SHORT PROBLEM ▸ Filter for the word "POST" and keep each matching line.

Records from a data collection:
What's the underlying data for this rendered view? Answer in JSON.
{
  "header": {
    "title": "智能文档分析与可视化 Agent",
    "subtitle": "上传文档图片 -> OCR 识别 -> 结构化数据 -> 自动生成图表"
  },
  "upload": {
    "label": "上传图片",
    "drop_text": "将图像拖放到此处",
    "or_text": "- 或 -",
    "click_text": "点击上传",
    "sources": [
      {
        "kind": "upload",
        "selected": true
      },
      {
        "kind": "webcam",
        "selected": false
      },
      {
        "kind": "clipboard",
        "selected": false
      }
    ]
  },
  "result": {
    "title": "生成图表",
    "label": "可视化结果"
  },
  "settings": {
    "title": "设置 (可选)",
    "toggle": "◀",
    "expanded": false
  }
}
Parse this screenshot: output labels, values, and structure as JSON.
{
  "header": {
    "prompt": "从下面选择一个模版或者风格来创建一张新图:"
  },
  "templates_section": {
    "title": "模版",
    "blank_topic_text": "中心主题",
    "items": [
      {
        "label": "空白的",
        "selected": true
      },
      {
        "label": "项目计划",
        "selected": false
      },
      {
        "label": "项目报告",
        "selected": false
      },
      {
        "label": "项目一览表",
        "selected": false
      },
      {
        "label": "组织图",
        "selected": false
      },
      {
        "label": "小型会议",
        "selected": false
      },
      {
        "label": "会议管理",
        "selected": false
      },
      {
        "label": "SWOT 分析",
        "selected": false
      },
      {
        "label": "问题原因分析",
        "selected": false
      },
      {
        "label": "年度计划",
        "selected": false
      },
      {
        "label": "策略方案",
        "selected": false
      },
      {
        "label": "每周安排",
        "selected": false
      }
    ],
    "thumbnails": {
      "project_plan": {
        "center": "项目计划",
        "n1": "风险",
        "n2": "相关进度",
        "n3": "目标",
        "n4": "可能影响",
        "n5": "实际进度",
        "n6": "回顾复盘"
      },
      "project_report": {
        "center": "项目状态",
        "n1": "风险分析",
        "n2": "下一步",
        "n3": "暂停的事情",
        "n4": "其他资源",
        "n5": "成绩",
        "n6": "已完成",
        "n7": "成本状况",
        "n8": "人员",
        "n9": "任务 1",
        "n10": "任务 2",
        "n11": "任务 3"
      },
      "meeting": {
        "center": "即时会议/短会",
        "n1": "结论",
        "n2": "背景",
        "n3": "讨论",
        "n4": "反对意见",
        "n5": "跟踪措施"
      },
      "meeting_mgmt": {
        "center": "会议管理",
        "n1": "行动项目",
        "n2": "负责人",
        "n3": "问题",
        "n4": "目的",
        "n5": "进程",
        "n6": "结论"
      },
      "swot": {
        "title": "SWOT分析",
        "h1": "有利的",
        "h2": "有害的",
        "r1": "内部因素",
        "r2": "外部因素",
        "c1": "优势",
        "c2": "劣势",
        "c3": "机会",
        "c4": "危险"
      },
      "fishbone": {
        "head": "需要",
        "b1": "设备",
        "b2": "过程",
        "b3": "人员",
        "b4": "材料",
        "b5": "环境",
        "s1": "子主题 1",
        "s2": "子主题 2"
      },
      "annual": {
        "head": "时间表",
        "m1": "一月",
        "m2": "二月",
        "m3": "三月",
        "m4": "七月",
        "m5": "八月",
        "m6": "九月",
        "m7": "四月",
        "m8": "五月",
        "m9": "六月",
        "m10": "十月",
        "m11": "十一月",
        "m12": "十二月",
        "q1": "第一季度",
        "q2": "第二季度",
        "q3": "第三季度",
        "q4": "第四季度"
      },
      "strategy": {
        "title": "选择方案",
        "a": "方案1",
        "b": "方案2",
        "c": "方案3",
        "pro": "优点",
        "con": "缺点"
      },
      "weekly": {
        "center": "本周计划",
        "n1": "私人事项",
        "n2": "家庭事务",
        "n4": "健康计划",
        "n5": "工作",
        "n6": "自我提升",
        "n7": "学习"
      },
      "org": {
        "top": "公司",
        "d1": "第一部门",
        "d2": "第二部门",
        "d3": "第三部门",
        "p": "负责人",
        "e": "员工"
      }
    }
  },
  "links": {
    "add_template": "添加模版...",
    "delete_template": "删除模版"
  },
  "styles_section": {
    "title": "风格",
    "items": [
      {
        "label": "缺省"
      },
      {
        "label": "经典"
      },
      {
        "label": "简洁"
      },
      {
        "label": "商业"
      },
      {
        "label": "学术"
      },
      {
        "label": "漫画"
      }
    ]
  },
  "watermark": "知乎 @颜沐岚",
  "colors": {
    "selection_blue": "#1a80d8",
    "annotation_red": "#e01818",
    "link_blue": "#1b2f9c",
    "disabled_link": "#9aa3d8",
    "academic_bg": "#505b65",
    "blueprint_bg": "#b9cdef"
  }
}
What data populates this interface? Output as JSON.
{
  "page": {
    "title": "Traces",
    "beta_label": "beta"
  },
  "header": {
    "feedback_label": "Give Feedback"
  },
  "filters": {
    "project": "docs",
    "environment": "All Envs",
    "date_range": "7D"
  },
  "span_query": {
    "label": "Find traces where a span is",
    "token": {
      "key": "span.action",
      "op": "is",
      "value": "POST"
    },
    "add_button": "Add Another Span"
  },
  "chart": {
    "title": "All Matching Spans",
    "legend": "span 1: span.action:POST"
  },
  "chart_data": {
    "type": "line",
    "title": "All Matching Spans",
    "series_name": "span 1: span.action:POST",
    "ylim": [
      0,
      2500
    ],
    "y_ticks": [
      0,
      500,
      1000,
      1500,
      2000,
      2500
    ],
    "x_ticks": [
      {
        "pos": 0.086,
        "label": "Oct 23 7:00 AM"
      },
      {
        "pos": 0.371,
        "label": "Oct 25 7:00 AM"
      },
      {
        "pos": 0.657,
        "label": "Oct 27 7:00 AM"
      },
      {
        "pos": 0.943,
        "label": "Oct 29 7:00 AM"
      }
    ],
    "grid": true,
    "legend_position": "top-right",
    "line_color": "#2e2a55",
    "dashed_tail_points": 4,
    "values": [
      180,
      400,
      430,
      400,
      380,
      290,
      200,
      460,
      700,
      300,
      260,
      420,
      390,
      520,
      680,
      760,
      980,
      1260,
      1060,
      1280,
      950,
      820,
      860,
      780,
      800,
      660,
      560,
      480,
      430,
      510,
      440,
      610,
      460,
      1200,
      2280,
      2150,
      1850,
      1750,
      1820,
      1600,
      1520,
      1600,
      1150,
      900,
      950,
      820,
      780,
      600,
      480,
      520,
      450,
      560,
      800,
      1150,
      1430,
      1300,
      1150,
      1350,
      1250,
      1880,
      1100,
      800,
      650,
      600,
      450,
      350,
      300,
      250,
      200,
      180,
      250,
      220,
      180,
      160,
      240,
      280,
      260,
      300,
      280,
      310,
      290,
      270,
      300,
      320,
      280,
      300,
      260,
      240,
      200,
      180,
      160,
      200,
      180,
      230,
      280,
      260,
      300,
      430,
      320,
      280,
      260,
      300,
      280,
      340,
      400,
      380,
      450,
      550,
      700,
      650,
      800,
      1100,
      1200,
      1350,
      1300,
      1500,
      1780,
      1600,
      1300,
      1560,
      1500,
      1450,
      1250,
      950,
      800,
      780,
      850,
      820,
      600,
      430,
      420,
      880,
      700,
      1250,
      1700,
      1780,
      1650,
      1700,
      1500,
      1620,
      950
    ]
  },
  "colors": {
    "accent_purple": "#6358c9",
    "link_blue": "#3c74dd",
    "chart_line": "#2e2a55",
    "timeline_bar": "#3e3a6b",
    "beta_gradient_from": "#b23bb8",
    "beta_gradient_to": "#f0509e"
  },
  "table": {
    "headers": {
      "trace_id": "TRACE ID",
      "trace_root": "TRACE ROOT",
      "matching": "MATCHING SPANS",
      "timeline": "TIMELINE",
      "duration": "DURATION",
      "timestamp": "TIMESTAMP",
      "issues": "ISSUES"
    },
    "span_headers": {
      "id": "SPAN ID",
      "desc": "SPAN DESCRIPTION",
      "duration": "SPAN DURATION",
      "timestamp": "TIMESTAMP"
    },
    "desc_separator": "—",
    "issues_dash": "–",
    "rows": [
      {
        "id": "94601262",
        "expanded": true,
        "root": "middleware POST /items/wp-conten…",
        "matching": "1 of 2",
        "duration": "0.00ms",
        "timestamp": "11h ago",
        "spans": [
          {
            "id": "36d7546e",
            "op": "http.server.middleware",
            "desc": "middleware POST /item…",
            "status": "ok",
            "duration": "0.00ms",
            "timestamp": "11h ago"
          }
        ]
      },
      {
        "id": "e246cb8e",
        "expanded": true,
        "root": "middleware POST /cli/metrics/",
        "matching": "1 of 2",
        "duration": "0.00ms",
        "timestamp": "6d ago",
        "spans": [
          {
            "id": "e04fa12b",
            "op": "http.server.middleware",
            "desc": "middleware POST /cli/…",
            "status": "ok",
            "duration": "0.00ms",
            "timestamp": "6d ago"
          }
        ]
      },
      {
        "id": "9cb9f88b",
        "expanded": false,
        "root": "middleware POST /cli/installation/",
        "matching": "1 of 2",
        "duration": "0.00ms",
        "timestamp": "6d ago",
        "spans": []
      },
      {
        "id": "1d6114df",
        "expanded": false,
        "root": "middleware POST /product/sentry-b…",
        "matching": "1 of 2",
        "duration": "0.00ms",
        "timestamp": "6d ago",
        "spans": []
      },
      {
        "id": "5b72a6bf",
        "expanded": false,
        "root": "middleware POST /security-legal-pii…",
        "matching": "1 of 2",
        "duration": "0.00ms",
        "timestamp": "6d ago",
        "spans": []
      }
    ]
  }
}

OUTPUT FOR THIS TASK ▸
      "value": "POST"
    "legend": "span 1: span.action:POST"
    "series_name": "span 1: span.action:POST",
        "root": "middleware POST /items/wp-conten…",
            "desc": "middleware POST /item…",
        "root": "middleware POST /cli/metrics/",
            "desc": "middleware POST /cli/…",
        "root": "middleware POST /cli/installation/",
        "root": "middleware POST /product/sentry-b…",
        "root": "middleware POST /security-legal-pii…",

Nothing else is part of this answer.